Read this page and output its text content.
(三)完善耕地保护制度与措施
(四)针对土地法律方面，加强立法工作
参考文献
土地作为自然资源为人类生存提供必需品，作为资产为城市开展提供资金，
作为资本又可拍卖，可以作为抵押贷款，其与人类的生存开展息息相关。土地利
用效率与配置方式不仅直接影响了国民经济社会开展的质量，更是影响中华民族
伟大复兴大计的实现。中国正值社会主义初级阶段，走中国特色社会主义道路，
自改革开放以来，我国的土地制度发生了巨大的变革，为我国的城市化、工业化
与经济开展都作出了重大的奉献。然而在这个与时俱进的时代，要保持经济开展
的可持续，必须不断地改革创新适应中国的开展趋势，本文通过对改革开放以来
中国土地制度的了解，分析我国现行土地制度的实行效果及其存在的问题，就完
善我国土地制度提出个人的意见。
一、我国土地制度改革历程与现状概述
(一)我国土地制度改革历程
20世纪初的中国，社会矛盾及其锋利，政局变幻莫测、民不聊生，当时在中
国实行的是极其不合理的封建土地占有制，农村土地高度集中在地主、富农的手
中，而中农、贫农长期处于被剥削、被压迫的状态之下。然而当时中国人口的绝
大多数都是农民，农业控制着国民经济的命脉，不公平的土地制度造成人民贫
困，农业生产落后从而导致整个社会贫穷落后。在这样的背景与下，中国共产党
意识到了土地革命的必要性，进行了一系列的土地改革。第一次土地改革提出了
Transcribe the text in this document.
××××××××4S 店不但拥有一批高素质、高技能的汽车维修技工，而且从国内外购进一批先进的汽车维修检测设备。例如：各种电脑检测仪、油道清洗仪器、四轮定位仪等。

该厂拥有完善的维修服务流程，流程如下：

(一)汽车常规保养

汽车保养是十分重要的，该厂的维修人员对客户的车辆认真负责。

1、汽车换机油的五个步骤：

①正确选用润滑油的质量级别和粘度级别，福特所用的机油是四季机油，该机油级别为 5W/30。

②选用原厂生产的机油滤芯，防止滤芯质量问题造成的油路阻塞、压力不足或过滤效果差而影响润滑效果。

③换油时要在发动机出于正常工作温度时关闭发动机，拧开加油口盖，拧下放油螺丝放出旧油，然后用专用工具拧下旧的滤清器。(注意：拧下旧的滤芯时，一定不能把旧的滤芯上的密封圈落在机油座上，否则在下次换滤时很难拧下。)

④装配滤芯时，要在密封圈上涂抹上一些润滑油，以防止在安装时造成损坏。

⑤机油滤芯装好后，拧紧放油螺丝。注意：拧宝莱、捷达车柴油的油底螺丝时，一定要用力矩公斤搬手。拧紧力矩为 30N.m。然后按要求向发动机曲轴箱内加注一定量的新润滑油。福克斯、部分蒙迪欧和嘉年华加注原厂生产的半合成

* **AIM**: Repeat the line containing "Transcribe the text in this document." and all subsequent lines through the final line of the data, exactly and with no others.

* **ANSWER TO THIS TASK**:
Transcribe the text in this document.
××××××××4S 店不但拥有一批高素质、高技能的汽车维修技工，而且从国内外购进一批先进的汽车维修检测设备。例如：各种电脑检测仪、油道清洗仪器、四轮定位仪等。

该厂拥有完善的维修服务流程，流程如下：

(一)汽车常规保养

汽车保养是十分重要的，该厂的维修人员对客户的车辆认真负责。

1、汽车换机油的五个步骤：

①正确选用润滑油的质量级别和粘度级别，福特所用的机油是四季机油，该机油级别为 5W/30。

②选用原厂生产的机油滤芯，防止滤芯质量问题造成的油路阻塞、压力不足或过滤效果差而影响润滑效果。

③换油时要在发动机出于正常工作温度时关闭发动机，拧开加油口盖，拧下放油螺丝放出旧油，然后用专用工具拧下旧的滤清器。(注意：拧下旧的滤芯时，一定不能把旧的滤芯上的密封圈落在机油座上，否则在下次换滤时很难拧下。)

④装配滤芯时，要在密封圈上涂抹上一些润滑油，以防止在安装时造成损坏。

⑤机油滤芯装好后，拧紧放油螺丝。注意：拧宝莱、捷达车柴油的油底螺丝时，一定要用力矩公斤搬手。拧紧力矩为 30N.m。然后按要求向发动机曲轴箱内加注一定量的新润滑油。福克斯、部分蒙迪欧和嘉年华加注原厂生产的半合成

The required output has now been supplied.